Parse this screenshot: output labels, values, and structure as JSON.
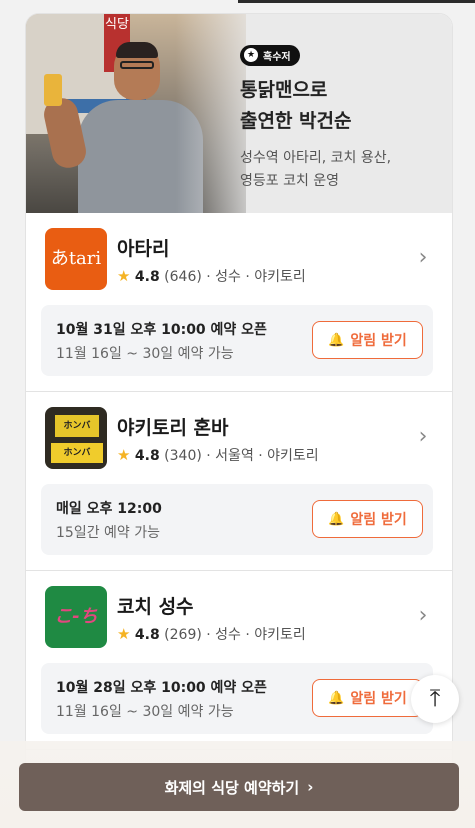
{
  "hero": {
    "badge_icon": "tv-icon",
    "badge_label": "흑수저",
    "title_line1": "통닭맨으로",
    "title_line2": "출연한 박건순",
    "subtitle_line1": "성수역 아타리, 코치 용산,",
    "subtitle_line2": "영등포 코치 운영",
    "photo_sign": "식당"
  },
  "restaurants": [
    {
      "name": "아타리",
      "logo_text": "あtari",
      "rating": "4.8",
      "reviews": "(646)",
      "location_category": "· 성수 · 야키토리",
      "line1": "10월 31일 오후 10:00 예약 오픈",
      "line2": "11월 16일 ~ 30일 예약 가능",
      "button": "알림 받기"
    },
    {
      "name": "야키토리 혼바",
      "logo_text": "ホンバ",
      "rating": "4.8",
      "reviews": "(340)",
      "location_category": "· 서울역 · 야키토리",
      "line1": "매일 오후 12:00",
      "line2": "15일간 예약 가능",
      "button": "알림 받기"
    },
    {
      "name": "코치 성수",
      "logo_text": "こ-ち",
      "rating": "4.8",
      "reviews": "(269)",
      "location_category": "· 성수 · 야키토리",
      "line1": "10월 28일 오후 10:00 예약 오픈",
      "line2": "11월 16일 ~ 30일 예약 가능",
      "button": "알림 받기"
    }
  ],
  "cta": {
    "label": "화제의 식당 예약하기",
    "icon": "chevron-right-icon"
  },
  "colors": {
    "accent": "#ef6b3b",
    "cta_bg": "#6f6059",
    "star": "#f5b324"
  }
}
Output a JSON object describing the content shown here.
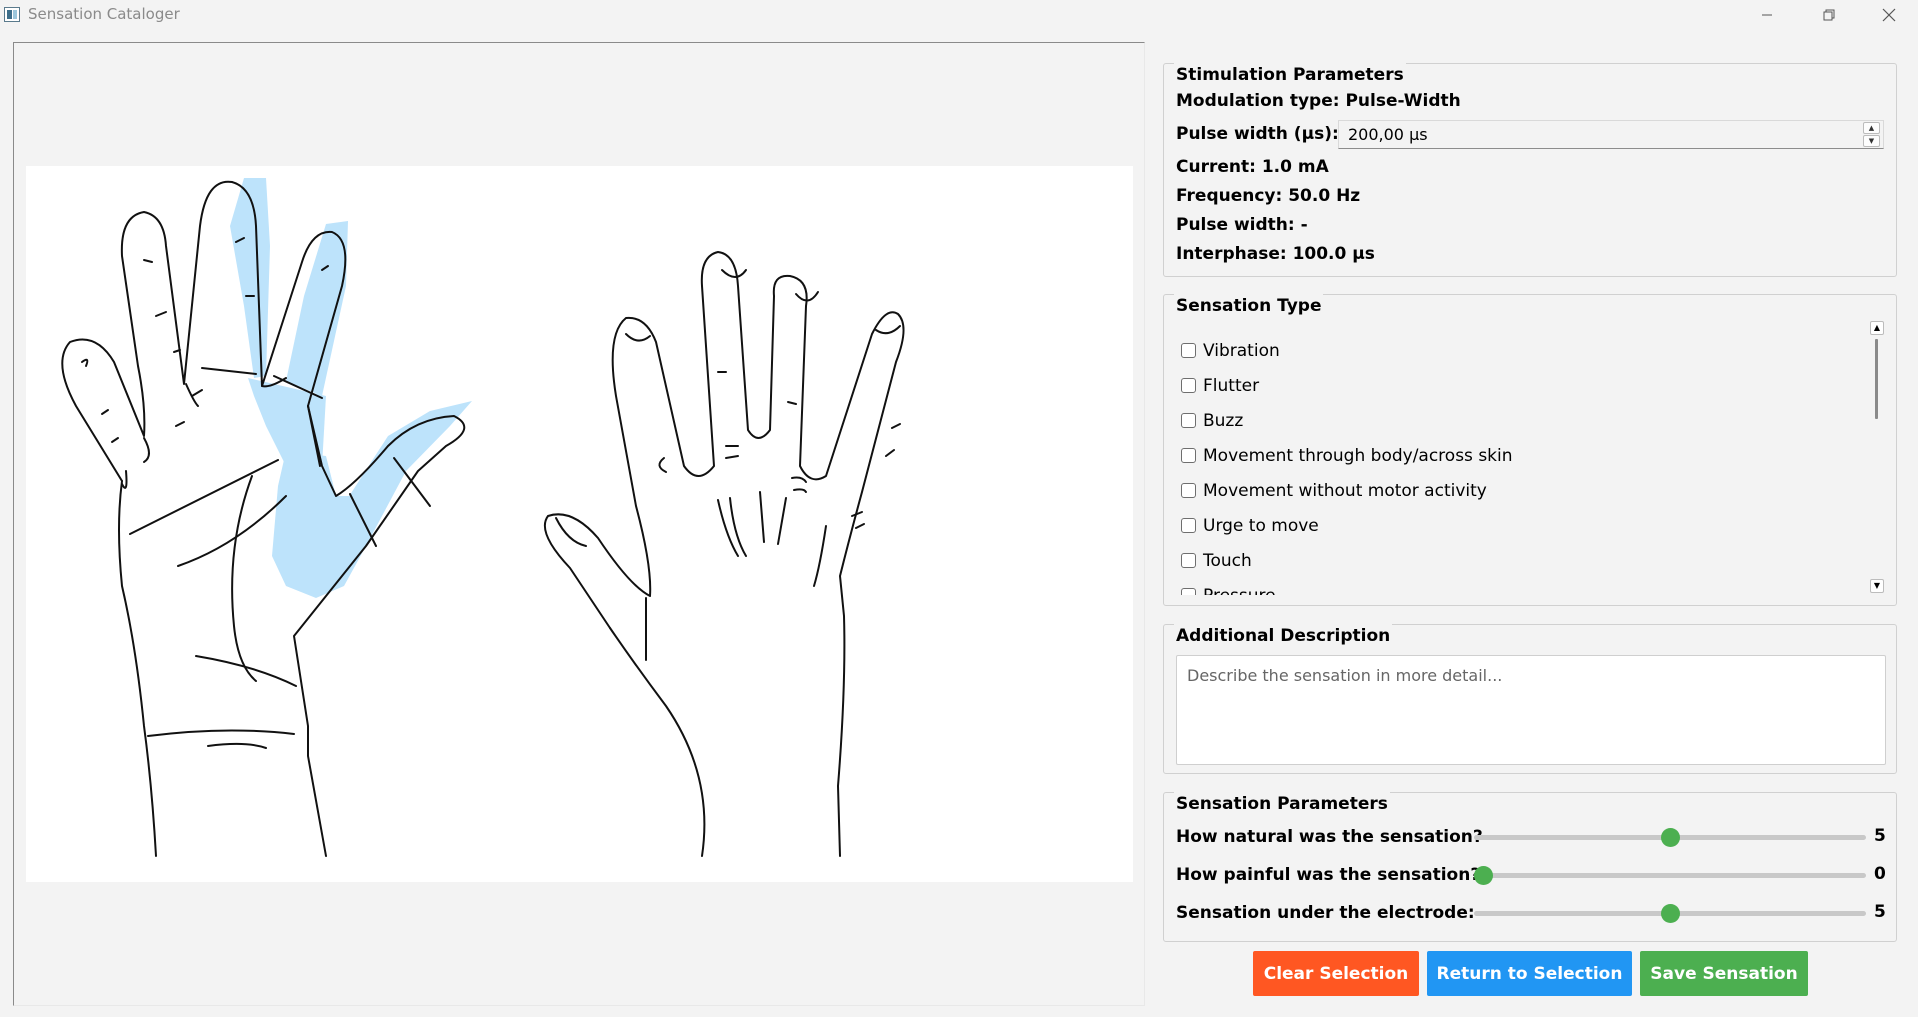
{
  "window": {
    "title": "Sensation Cataloger",
    "controls": [
      "minimize-icon",
      "restore-icon",
      "close-icon"
    ]
  },
  "stimulation": {
    "title": "Stimulation Parameters",
    "modulation": "Modulation type: Pulse-Width",
    "pulse_width_label": "Pulse width (μs):",
    "pulse_width_value": "200,00 μs",
    "current": "Current: 1.0 mA",
    "frequency": "Frequency: 50.0 Hz",
    "pulse_width_readout": "Pulse width: -",
    "interphase": "Interphase: 100.0 μs"
  },
  "sensation_type": {
    "title": "Sensation Type",
    "options": [
      {
        "label": "Vibration",
        "checked": false
      },
      {
        "label": "Flutter",
        "checked": false
      },
      {
        "label": "Buzz",
        "checked": false
      },
      {
        "label": "Movement through body/across skin",
        "checked": false
      },
      {
        "label": "Movement without motor activity",
        "checked": false
      },
      {
        "label": "Urge to move",
        "checked": false
      },
      {
        "label": "Touch",
        "checked": false
      },
      {
        "label": "Pressure",
        "checked": false
      }
    ]
  },
  "description": {
    "title": "Additional Description",
    "placeholder": "Describe the sensation in more detail..."
  },
  "sensation_params": {
    "title": "Sensation Parameters",
    "sliders": [
      {
        "label": "How natural was the sensation?",
        "value": "5",
        "fraction": 0.5
      },
      {
        "label": "How painful was the sensation?",
        "value": "0",
        "fraction": 0.0
      },
      {
        "label": "Sensation under the electrode:",
        "value": "5",
        "fraction": 0.5
      }
    ]
  },
  "buttons": {
    "clear": "Clear Selection",
    "return": "Return to Selection",
    "save": "Save Sensation"
  },
  "colors": {
    "clear": "#ff5722",
    "return": "#2196f3",
    "save": "#4caf50",
    "highlight": "#bde3fb",
    "slider_handle": "#4caf50"
  }
}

──────

#### Description of the task:
Using the records above, pull out each line where the word "clear" occurs.

#### Problem solution:
    "clear": "Clear Selection",
    "clear": "#ff5722",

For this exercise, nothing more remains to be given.